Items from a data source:
--

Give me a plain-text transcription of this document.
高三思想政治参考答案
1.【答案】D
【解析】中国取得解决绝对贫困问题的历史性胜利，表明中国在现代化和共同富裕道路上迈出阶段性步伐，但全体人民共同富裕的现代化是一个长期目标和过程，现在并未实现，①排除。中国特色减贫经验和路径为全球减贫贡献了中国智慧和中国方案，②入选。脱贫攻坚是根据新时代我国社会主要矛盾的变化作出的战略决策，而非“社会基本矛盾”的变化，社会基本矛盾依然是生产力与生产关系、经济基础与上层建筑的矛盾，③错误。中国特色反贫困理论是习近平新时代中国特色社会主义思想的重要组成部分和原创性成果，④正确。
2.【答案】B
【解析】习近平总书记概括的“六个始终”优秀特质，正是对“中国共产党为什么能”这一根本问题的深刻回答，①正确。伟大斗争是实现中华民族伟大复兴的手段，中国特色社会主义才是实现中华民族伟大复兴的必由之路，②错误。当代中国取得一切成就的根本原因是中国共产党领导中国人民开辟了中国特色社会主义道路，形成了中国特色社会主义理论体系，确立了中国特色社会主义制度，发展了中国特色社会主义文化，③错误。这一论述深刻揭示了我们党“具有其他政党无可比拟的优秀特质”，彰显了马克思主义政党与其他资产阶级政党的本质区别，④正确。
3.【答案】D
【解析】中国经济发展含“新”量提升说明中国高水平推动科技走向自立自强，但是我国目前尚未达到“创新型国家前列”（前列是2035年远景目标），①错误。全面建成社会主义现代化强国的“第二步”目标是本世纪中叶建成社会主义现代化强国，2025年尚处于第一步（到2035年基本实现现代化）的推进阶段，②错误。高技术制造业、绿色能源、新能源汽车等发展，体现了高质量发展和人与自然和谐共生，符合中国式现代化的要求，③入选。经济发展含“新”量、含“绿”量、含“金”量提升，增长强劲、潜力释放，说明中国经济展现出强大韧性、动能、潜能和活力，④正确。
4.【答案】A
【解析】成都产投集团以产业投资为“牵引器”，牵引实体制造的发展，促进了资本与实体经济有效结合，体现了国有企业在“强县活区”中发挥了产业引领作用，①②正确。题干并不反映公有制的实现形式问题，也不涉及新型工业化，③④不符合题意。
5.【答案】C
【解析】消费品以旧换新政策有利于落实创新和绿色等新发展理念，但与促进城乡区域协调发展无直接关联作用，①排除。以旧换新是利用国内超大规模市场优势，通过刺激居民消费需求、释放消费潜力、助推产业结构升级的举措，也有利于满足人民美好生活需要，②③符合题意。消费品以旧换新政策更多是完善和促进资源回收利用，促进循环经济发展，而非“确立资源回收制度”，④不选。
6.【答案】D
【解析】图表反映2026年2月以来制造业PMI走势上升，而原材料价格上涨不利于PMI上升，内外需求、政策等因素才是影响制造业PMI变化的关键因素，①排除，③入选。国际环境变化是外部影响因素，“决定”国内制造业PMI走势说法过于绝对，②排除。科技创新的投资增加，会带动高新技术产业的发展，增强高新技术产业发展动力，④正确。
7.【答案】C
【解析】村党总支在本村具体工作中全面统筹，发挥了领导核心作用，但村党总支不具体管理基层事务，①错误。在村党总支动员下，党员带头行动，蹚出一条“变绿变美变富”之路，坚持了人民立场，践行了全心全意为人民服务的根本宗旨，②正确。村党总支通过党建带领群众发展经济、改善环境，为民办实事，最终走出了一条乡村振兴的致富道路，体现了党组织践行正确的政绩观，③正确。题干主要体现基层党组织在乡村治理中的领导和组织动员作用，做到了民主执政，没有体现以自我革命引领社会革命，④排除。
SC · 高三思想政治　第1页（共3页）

--

▶ Problem statement
From the records above, please extract every line and repeat it exactly.

▶ Full output
Give me a plain-text transcription of this document.
高三思想政治参考答案
1.【答案】D
【解析】中国取得解决绝对贫困问题的历史性胜利，表明中国在现代化和共同富裕道路上迈出阶段性步伐，但全体人民共同富裕的现代化是一个长期目标和过程，现在并未实现，①排除。中国特色减贫经验和路径为全球减贫贡献了中国智慧和中国方案，②入选。脱贫攻坚是根据新时代我国社会主要矛盾的变化作出的战略决策，而非“社会基本矛盾”的变化，社会基本矛盾依然是生产力与生产关系、经济基础与上层建筑的矛盾，③错误。中国特色反贫困理论是习近平新时代中国特色社会主义思想的重要组成部分和原创性成果，④正确。
2.【答案】B
【解析】习近平总书记概括的“六个始终”优秀特质，正是对“中国共产党为什么能”这一根本问题的深刻回答，①正确。伟大斗争是实现中华民族伟大复兴的手段，中国特色社会主义才是实现中华民族伟大复兴的必由之路，②错误。当代中国取得一切成就的根本原因是中国共产党领导中国人民开辟了中国特色社会主义道路，形成了中国特色社会主义理论体系，确立了中国特色社会主义制度，发展了中国特色社会主义文化，③错误。这一论述深刻揭示了我们党“具有其他政党无可比拟的优秀特质”，彰显了马克思主义政党与其他资产阶级政党的本质区别，④正确。
3.【答案】D
【解析】中国经济发展含“新”量提升说明中国高水平推动科技走向自立自强，但是我国目前尚未达到“创新型国家前列”（前列是2035年远景目标），①错误。全面建成社会主义现代化强国的“第二步”目标是本世纪中叶建成社会主义现代化强国，2025年尚处于第一步（到2035年基本实现现代化）的推进阶段，②错误。高技术制造业、绿色能源、新能源汽车等发展，体现了高质量发展和人与自然和谐共生，符合中国式现代化的要求，③入选。经济发展含“新”量、含“绿”量、含“金”量提升，增长强劲、潜力释放，说明中国经济展现出强大韧性、动能、潜能和活力，④正确。
4.【答案】A
【解析】成都产投集团以产业投资为“牵引器”，牵引实体制造的发展，促进了资本与实体经济有效结合，体现了国有企业在“强县活区”中发挥了产业引领作用，①②正确。题干并不反映公有制的实现形式问题，也不涉及新型工业化，③④不符合题意。
5.【答案】C
【解析】消费品以旧换新政策有利于落实创新和绿色等新发展理念，但与促进城乡区域协调发展无直接关联作用，①排除。以旧换新是利用国内超大规模市场优势，通过刺激居民消费需求、释放消费潜力、助推产业结构升级的举措，也有利于满足人民美好生活需要，②③符合题意。消费品以旧换新政策更多是完善和促进资源回收利用，促进循环经济发展，而非“确立资源回收制度”，④不选。
6.【答案】D
【解析】图表反映2026年2月以来制造业PMI走势上升，而原材料价格上涨不利于PMI上升，内外需求、政策等因素才是影响制造业PMI变化的关键因素，①排除，③入选。国际环境变化是外部影响因素，“决定”国内制造业PMI走势说法过于绝对，②排除。科技创新的投资增加，会带动高新技术产业的发展，增强高新技术产业发展动力，④正确。
7.【答案】C
【解析】村党总支在本村具体工作中全面统筹，发挥了领导核心作用，但村党总支不具体管理基层事务，①错误。在村党总支动员下，党员带头行动，蹚出一条“变绿变美变富”之路，坚持了人民立场，践行了全心全意为人民服务的根本宗旨，②正确。村党总支通过党建带领群众发展经济、改善环境，为民办实事，最终走出了一条乡村振兴的致富道路，体现了党组织践行正确的政绩观，③正确。题干主要体现基层党组织在乡村治理中的领导和组织动员作用，做到了民主执政，没有体现以自我革命引领社会革命，④排除。
SC · 高三思想政治　第1页（共3页）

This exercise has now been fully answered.